### Problem
Gather all lines with the word "name" in them.

### Part of a data file

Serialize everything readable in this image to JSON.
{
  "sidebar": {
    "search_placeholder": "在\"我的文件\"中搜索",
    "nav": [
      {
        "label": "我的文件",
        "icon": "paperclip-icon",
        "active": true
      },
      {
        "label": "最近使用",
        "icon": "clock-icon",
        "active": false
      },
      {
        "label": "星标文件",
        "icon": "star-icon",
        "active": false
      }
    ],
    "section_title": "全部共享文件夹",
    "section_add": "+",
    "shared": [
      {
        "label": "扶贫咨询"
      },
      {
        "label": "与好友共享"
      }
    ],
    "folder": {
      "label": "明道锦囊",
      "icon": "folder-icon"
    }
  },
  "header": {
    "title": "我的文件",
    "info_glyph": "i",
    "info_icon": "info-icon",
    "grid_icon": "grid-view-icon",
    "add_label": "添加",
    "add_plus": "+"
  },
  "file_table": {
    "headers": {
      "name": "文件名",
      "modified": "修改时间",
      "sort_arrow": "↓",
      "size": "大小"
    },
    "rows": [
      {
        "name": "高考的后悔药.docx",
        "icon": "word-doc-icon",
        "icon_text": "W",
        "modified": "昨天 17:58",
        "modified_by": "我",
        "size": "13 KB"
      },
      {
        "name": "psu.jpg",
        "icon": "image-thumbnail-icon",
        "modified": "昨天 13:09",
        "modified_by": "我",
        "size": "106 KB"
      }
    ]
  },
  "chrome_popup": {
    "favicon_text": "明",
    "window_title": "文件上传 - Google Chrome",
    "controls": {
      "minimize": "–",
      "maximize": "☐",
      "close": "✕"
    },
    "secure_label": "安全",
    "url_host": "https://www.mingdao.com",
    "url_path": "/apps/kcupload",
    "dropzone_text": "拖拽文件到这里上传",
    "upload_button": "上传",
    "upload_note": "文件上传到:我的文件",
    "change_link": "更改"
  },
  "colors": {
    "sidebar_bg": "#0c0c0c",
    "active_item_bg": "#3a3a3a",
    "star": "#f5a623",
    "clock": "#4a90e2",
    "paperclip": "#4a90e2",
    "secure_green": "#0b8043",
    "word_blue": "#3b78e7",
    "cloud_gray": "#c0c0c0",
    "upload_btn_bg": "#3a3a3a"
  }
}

### Worked solution
      "name": "文件名",
        "name": "高考的后悔药.docx",
        "name": "psu.jpg",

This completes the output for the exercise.